Extracted information:

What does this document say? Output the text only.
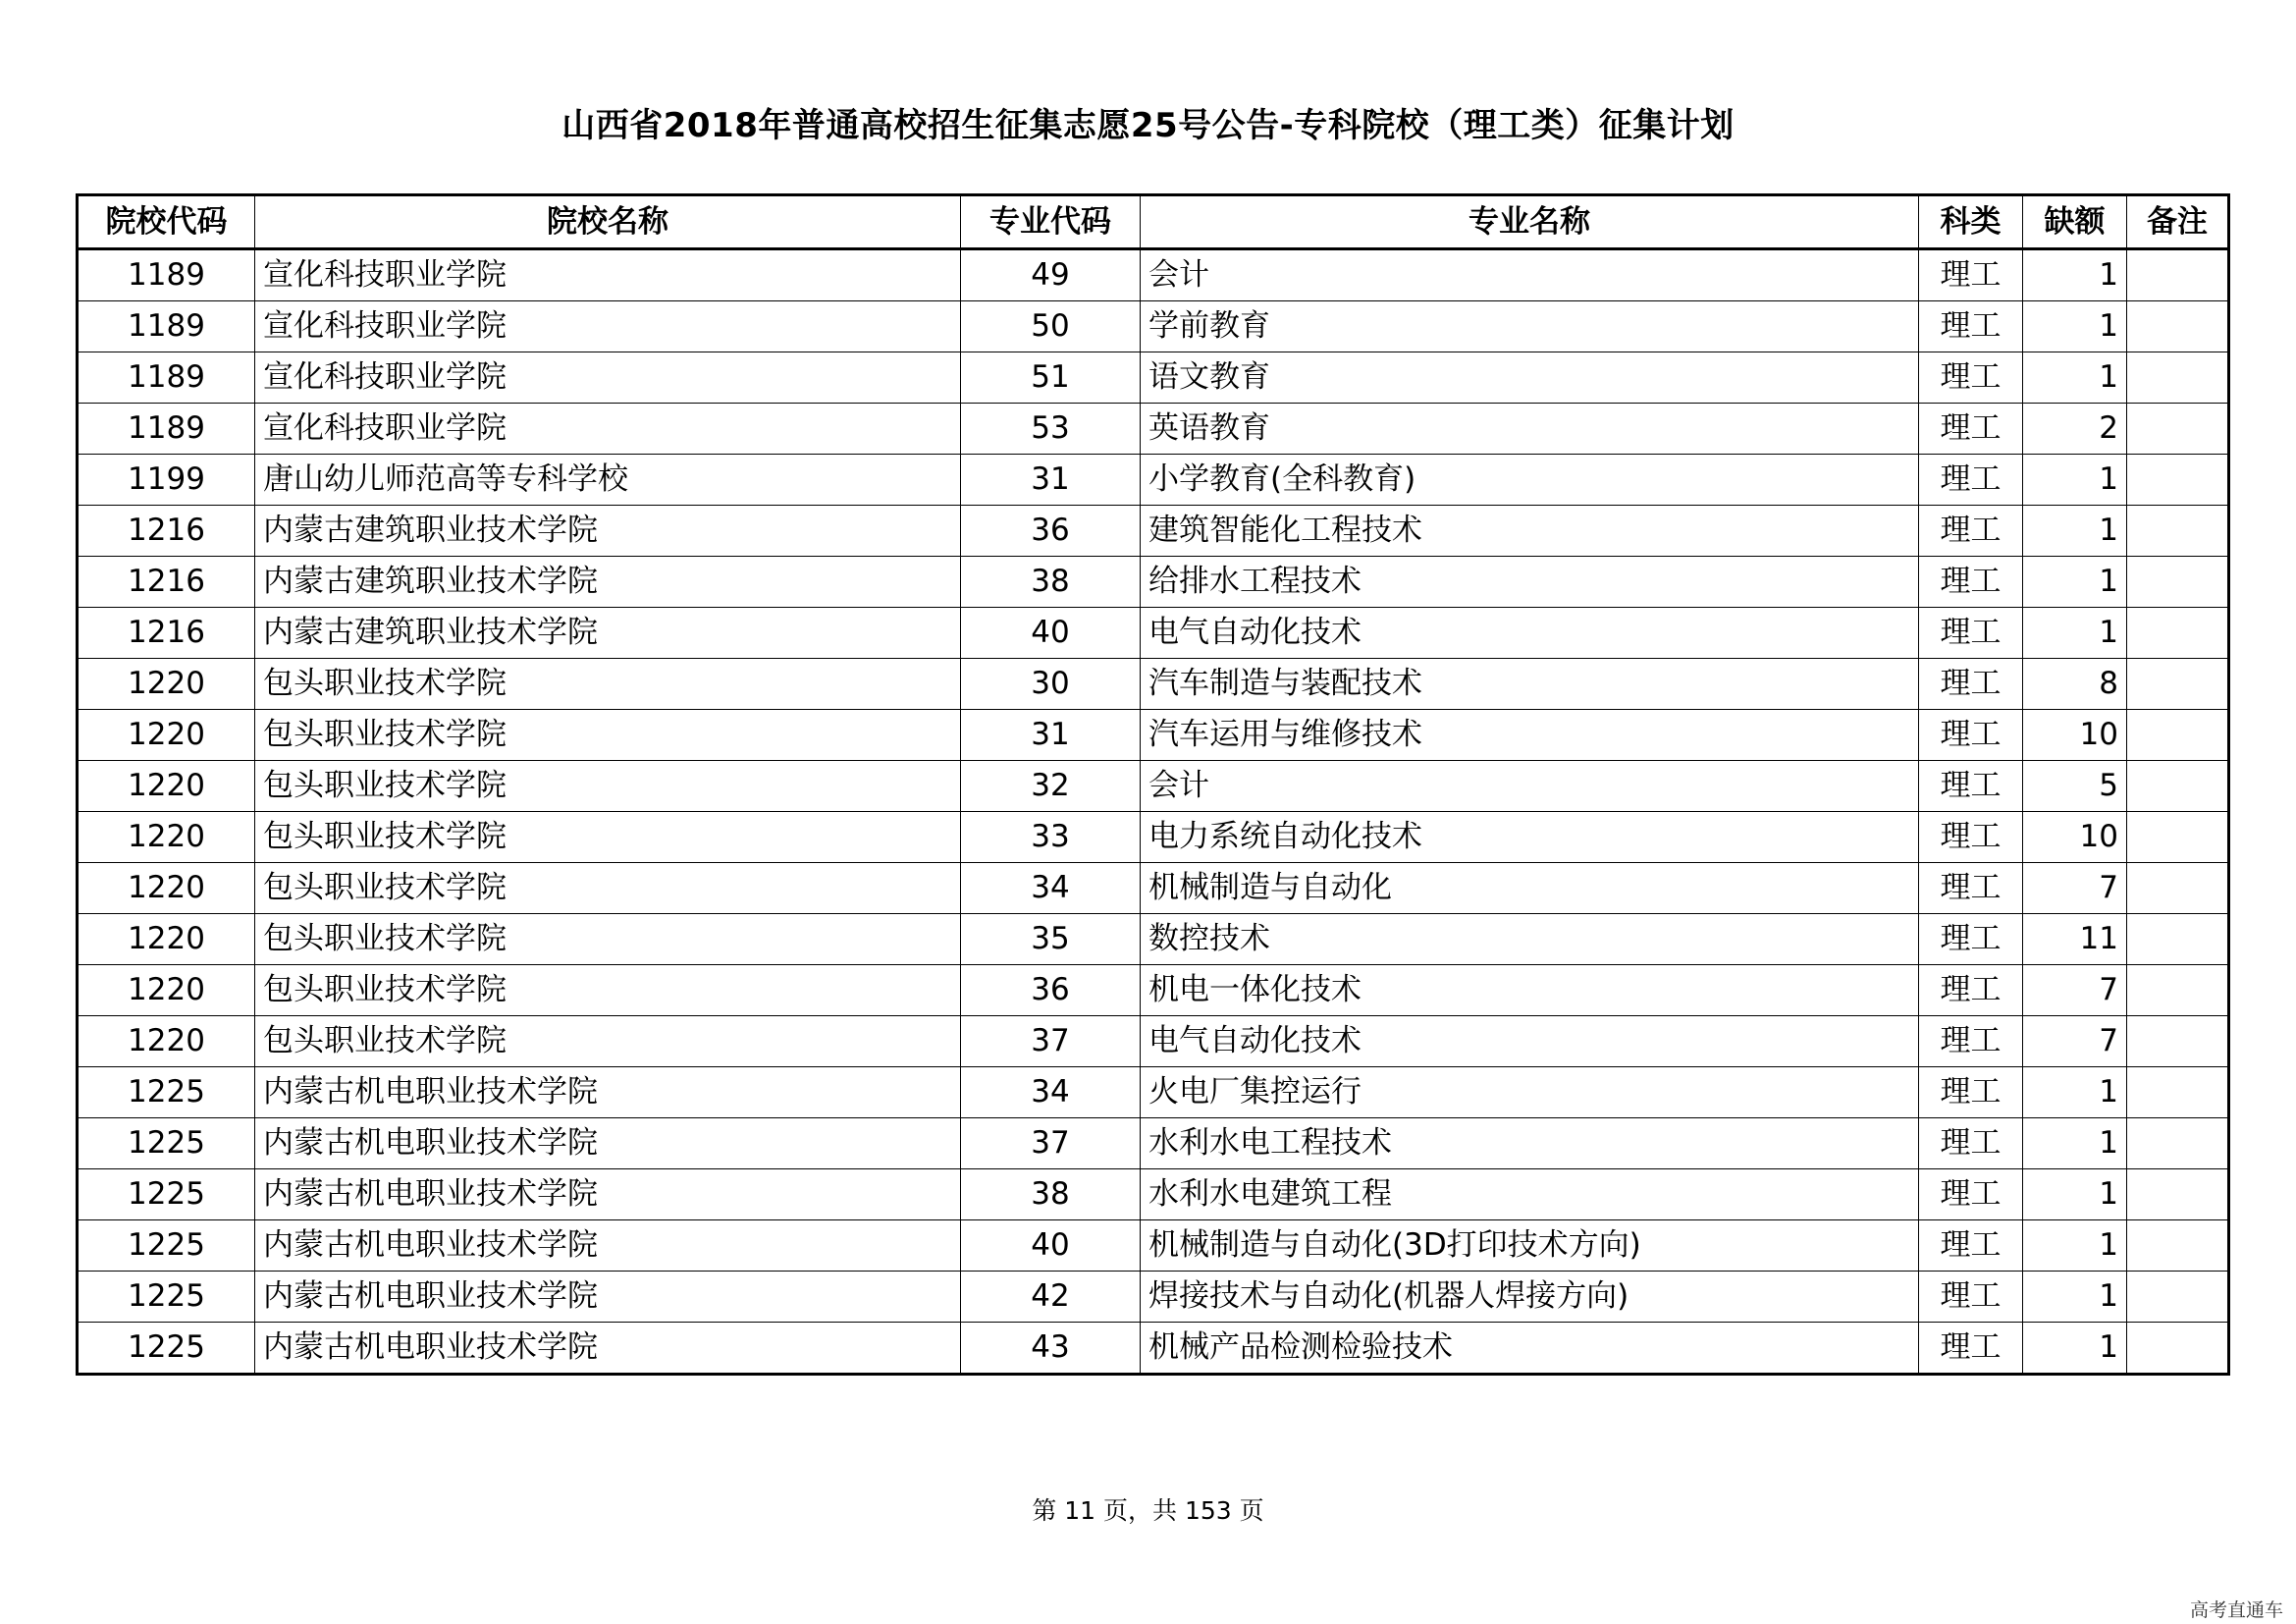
山西省2018年普通高校招生征集志愿25号公告-专科院校（理工类）征集计划
院校代码	院校名称	专业代码	专业名称	科类	缺额	备注
1189	宣化科技职业学院	49	会计	理工	1	
1189	宣化科技职业学院	50	学前教育	理工	1	
1189	宣化科技职业学院	51	语文教育	理工	1	
1189	宣化科技职业学院	53	英语教育	理工	2	
1199	唐山幼儿师范高等专科学校	31	小学教育(全科教育)	理工	1	
1216	内蒙古建筑职业技术学院	36	建筑智能化工程技术	理工	1	
1216	内蒙古建筑职业技术学院	38	给排水工程技术	理工	1	
1216	内蒙古建筑职业技术学院	40	电气自动化技术	理工	1	
1220	包头职业技术学院	30	汽车制造与装配技术	理工	8	
1220	包头职业技术学院	31	汽车运用与维修技术	理工	10	
1220	包头职业技术学院	32	会计	理工	5	
1220	包头职业技术学院	33	电力系统自动化技术	理工	10	
1220	包头职业技术学院	34	机械制造与自动化	理工	7	
1220	包头职业技术学院	35	数控技术	理工	11	
1220	包头职业技术学院	36	机电一体化技术	理工	7	
1220	包头职业技术学院	37	电气自动化技术	理工	7	
1225	内蒙古机电职业技术学院	34	火电厂集控运行	理工	1	
1225	内蒙古机电职业技术学院	37	水利水电工程技术	理工	1	
1225	内蒙古机电职业技术学院	38	水利水电建筑工程	理工	1	
1225	内蒙古机电职业技术学院	40	机械制造与自动化(3D打印技术方向)	理工	1	
1225	内蒙古机电职业技术学院	42	焊接技术与自动化(机器人焊接方向)	理工	1	
1225	内蒙古机电职业技术学院	43	机械产品检测检验技术	理工	1	
第 11 页，共 153 页
高考直通车
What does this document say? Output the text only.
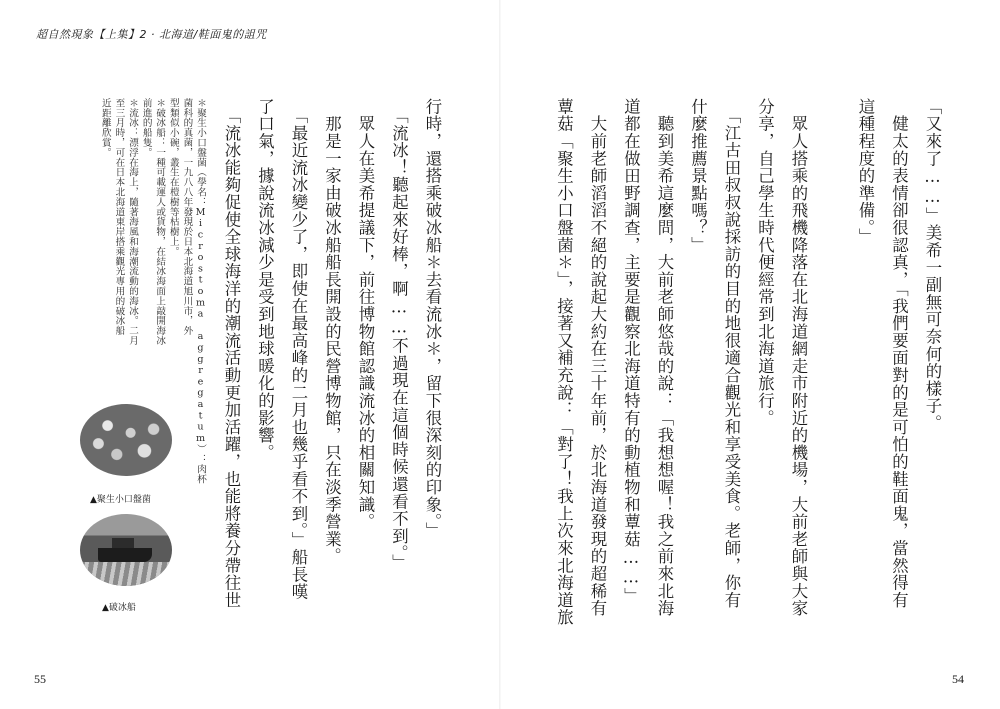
超自然現象【上集】2 · 北海道/鞋面鬼的詛咒
行時，還搭乘破冰船＊去看流冰＊，留下很深刻的印象。」
　「流冰！聽起來好棒，啊……不過現在這個時候還看不到。」
　眾人在美希提議下，前往博物館認識流冰的相關知識。
　那是一家由破冰船船長開設的民營博物館，只在淡季營業。
　「最近流冰變少了，即使在最高峰的二月也幾乎看不到。」船長嘆
了口氣，據說流冰減少是受到地球暖化的影響。
　「流冰能夠促使全球海洋的潮流活動更加活躍，也能將養分帶往世
＊聚生小口盤菌（學名：Microstoma aggregatum）：肉杯
菌科的真菌，一九八八年發現於日本北海道旭川市，外
型類似小碗，叢生在榿樹等枯樹上。
＊破冰船：一種可載運人或貨物，在結冰海面上敲開海冰
前進的船隻。
＊流冰：漂浮在海上，隨著海風和海潮流動的海冰。二月
至三月時，可在日本北海道東岸搭乘觀光專用的破冰船
近距離欣賞。
▲聚生小口盤菌
▲破冰船
55
「又來了……」美希一副無可奈何的樣子。
　健太的表情卻很認真，「我們要面對的是可怕的鞋面鬼，當然得有
這種程度的準備。」

　眾人搭乘的飛機降落在北海道網走市附近的機場，大前老師與大家
分享，自己學生時代便經常到北海道旅行。
　「江古田叔叔說採訪的目的地很適合觀光和享受美食。老師，你有
什麼推薦景點嗎？」
　聽到美希這麼問，大前老師悠哉的說：「我想想喔！我之前來北海
道都在做田野調查，主要是觀察北海道特有的動植物和蕈菇……」
　大前老師滔滔不絕的說起大約在三十年前，於北海道發現的超稀有
蕈菇「聚生小口盤菌＊」，接著又補充說：「對了！我上次來北海道旅
54
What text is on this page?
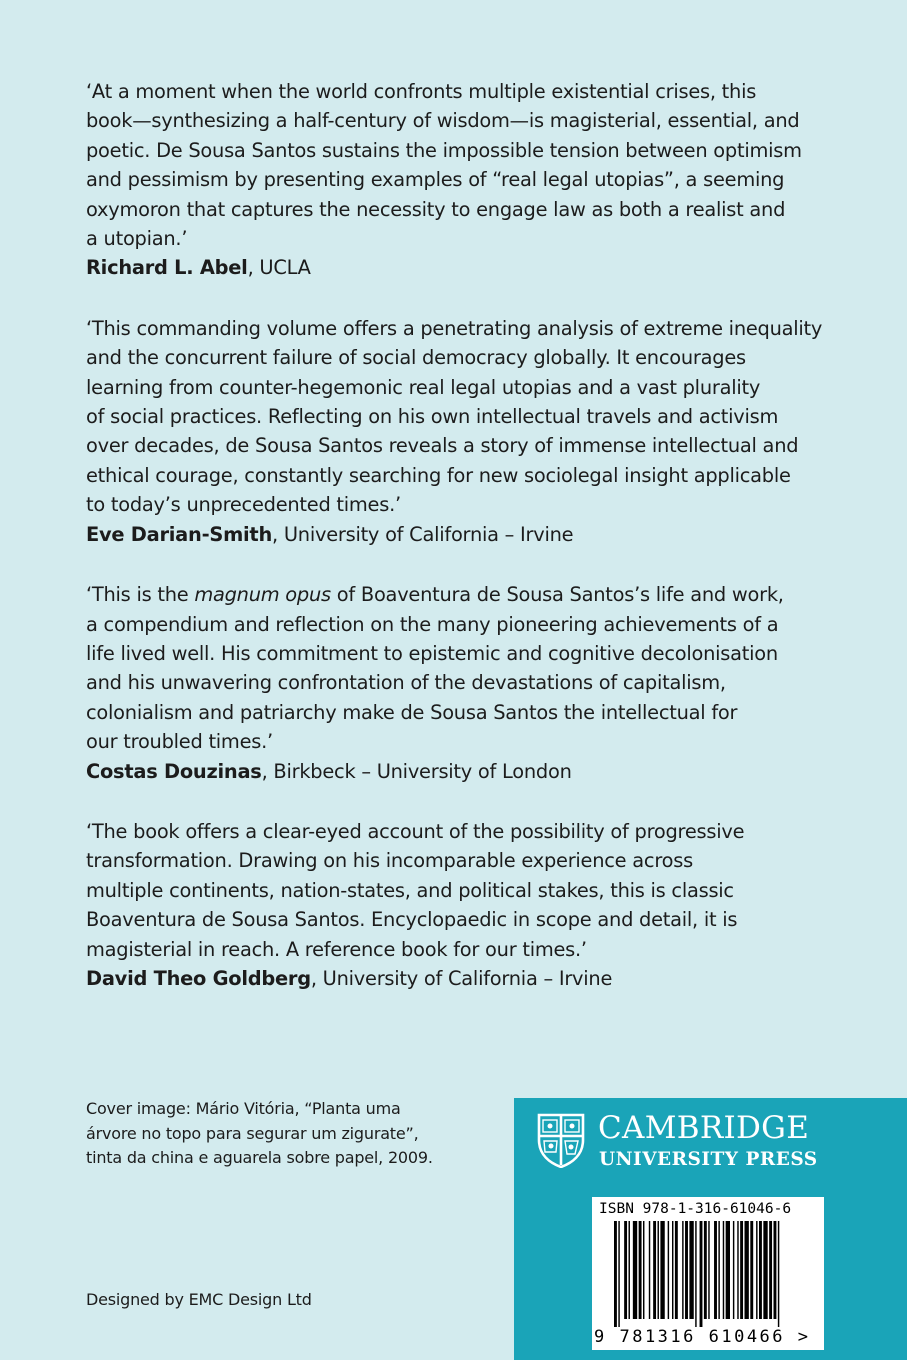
‘At a moment when the world confronts multiple existential crises, this

book—synthesizing a half-century of wisdom—is magisterial, essential, and

poetic. De Sousa Santos sustains the impossible tension between optimism

and pessimism by presenting examples of “real legal utopias”, a seeming

oxymoron that captures the necessity to engage law as both a realist and

a utopian.’

Richard L. Abel, UCLA

‘This commanding volume offers a penetrating analysis of extreme inequality

and the concurrent failure of social democracy globally. It encourages

learning from counter-hegemonic real legal utopias and a vast plurality

of social practices. Reflecting on his own intellectual travels and activism

over decades, de Sousa Santos reveals a story of immense intellectual and

ethical courage, constantly searching for new sociolegal insight applicable

to today’s unprecedented times.’

Eve Darian-Smith, University of California – Irvine

‘This is the magnum opus of Boaventura de Sousa Santos’s life and work,

a compendium and reflection on the many pioneering achievements of a

life lived well. His commitment to epistemic and cognitive decolonisation

and his unwavering confrontation of the devastations of capitalism,

colonialism and patriarchy make de Sousa Santos the intellectual for

our troubled times.’

Costas Douzinas, Birkbeck – University of London

‘The book offers a clear-eyed account of the possibility of progressive

transformation. Drawing on his incomparable experience across

multiple continents, nation-states, and political stakes, this is classic

Boaventura de Sousa Santos. Encyclopaedic in scope and detail, it is

magisterial in reach. A reference book for our times.’

David Theo Goldberg, University of California – Irvine
Cover image: Mário Vitória, “Planta uma
árvore no topo para segurar um zigurate”,
tinta da china e aguarela sobre papel, 2009.
Designed by EMC Design Ltd
CAMBRIDGE
UNIVERSITY PRESS
ISBN 978-1-316-61046-6
9 781316 610466 >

Task details: Only the number is wanted: how many lines in the preceding entries hold the string "multiple"?

The response: 2